-- start RECORDS FOR THE TASK --

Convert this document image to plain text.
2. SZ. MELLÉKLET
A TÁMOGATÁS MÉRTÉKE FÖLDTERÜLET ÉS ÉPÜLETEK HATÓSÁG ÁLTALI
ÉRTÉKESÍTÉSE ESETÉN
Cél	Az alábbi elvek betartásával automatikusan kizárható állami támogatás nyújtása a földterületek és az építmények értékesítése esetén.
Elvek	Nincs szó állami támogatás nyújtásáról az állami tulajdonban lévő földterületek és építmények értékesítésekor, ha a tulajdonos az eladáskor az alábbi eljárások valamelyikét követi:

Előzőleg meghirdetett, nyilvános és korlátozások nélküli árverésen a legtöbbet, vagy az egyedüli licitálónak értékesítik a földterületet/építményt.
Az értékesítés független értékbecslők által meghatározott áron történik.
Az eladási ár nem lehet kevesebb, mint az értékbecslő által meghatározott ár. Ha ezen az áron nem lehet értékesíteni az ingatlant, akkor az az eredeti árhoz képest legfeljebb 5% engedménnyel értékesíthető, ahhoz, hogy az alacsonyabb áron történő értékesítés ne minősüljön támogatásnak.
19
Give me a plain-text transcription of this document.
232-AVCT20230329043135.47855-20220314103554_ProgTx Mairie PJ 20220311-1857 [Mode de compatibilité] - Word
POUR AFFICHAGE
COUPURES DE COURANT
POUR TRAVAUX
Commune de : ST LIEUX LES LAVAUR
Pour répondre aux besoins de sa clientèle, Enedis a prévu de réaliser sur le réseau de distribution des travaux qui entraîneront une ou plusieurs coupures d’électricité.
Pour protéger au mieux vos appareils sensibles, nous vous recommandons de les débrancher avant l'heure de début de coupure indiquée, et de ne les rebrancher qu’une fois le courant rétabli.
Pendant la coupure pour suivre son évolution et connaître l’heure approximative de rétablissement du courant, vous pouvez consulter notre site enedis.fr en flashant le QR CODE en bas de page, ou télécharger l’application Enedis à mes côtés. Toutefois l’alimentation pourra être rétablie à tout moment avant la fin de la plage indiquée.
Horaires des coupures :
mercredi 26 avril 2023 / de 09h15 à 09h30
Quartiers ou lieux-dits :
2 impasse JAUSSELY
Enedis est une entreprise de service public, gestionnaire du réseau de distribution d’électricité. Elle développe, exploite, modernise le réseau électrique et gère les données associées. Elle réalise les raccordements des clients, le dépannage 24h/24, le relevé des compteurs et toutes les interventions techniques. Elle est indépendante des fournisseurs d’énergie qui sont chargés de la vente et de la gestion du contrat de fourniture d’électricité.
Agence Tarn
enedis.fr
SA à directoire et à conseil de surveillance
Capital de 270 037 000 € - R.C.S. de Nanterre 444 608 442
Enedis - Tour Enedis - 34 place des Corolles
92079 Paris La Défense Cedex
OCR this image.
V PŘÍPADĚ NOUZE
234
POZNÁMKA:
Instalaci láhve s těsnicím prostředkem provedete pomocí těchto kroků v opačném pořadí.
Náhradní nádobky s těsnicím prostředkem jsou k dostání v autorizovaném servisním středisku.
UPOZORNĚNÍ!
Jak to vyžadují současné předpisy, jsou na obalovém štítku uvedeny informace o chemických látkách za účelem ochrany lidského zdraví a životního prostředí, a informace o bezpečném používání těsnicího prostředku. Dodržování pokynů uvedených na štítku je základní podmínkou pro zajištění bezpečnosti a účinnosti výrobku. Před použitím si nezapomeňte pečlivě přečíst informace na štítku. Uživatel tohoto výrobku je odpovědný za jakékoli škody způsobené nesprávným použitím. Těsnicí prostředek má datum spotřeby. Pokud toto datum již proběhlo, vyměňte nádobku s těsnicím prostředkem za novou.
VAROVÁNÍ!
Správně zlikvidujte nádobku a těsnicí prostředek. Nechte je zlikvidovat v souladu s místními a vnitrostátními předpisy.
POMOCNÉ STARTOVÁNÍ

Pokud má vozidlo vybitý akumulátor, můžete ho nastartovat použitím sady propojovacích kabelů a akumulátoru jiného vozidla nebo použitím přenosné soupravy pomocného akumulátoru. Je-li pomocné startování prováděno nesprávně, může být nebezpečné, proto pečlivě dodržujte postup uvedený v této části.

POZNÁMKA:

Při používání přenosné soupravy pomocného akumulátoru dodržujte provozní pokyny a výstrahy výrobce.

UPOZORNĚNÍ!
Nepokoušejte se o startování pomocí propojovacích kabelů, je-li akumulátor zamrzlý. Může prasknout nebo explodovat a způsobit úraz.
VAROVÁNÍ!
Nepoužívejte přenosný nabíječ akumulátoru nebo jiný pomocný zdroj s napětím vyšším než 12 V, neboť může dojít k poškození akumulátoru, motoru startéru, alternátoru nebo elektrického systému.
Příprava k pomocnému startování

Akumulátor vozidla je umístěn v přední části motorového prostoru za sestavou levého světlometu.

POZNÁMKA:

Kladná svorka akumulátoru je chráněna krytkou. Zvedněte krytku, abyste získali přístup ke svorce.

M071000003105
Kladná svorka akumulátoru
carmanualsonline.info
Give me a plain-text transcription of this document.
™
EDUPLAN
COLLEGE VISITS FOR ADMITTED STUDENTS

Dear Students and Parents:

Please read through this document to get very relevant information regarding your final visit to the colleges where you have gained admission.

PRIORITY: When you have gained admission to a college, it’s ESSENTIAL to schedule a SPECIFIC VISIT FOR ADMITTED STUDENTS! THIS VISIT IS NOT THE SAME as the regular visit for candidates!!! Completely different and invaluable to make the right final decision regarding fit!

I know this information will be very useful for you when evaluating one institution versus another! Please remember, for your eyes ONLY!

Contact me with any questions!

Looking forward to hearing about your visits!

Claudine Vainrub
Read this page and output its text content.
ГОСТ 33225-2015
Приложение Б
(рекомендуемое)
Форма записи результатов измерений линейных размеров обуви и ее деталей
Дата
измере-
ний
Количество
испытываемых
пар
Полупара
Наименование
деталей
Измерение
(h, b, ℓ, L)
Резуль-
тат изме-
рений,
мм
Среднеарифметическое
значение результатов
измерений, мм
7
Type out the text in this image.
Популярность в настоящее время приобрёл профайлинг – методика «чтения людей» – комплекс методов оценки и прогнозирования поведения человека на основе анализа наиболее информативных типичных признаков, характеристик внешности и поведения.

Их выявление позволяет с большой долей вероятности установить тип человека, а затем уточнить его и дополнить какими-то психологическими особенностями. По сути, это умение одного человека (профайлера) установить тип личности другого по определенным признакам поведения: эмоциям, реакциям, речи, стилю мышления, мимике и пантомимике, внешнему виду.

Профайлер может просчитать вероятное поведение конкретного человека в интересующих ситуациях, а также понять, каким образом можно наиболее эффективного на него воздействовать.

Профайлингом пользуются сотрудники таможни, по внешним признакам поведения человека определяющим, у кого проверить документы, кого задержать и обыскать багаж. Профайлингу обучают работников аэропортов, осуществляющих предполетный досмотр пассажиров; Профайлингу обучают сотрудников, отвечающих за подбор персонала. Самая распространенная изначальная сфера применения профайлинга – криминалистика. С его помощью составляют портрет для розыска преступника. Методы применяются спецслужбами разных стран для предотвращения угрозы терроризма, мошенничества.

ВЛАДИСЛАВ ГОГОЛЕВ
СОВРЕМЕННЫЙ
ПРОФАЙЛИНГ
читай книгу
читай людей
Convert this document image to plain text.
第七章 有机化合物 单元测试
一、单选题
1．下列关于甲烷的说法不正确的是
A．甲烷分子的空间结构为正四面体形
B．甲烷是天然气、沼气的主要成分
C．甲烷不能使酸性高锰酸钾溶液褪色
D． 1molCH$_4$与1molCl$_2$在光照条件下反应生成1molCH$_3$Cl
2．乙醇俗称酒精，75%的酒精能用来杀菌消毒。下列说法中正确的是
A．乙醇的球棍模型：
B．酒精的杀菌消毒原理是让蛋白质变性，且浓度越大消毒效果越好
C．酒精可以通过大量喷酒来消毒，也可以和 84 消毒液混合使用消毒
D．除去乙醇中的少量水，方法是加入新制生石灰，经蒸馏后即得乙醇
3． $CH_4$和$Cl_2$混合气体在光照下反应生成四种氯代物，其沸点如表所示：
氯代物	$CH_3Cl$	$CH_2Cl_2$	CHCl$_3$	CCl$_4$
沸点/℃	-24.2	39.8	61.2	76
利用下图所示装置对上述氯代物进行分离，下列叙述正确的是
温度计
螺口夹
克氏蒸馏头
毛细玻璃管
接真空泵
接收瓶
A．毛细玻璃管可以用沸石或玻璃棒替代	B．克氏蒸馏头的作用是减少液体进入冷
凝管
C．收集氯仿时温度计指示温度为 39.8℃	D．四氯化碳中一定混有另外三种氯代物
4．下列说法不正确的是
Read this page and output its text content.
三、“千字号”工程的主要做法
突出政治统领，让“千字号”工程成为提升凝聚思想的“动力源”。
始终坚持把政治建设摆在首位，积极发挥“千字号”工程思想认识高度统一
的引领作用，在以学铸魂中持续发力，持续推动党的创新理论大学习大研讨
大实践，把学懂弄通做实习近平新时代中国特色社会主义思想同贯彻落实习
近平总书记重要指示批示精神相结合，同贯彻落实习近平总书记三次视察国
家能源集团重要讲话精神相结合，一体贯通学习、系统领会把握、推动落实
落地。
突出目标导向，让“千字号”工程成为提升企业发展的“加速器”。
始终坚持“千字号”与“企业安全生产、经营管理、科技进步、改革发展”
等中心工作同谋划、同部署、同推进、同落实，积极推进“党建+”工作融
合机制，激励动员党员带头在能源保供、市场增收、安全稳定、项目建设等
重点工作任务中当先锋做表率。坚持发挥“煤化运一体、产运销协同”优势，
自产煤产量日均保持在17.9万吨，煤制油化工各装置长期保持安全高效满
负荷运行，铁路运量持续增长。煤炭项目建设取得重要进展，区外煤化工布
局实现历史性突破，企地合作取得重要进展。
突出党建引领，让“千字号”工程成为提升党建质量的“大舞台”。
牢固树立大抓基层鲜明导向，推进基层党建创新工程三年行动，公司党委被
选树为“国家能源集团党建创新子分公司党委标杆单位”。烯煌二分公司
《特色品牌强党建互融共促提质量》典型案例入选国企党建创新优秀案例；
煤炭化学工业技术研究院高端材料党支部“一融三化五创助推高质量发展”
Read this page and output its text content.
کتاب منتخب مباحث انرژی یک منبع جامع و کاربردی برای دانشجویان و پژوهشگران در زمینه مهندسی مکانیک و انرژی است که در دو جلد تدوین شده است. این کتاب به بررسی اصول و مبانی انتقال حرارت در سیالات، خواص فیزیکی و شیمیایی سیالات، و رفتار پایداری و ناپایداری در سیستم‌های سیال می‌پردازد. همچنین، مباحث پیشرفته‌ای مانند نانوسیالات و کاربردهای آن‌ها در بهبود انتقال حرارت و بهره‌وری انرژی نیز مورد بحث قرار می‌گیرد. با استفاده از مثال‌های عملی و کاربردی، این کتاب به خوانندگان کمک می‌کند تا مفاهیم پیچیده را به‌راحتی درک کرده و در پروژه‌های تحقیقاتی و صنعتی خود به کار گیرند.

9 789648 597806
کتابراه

-- end RECORDS FOR THE TASK --

YOUR TASK :: Scan the material above for the string "деталей" and report each line where you find it.

WRITTEN SOLUTION ::
Форма записи результатов измерений линейных размеров обуви и ее деталей
деталей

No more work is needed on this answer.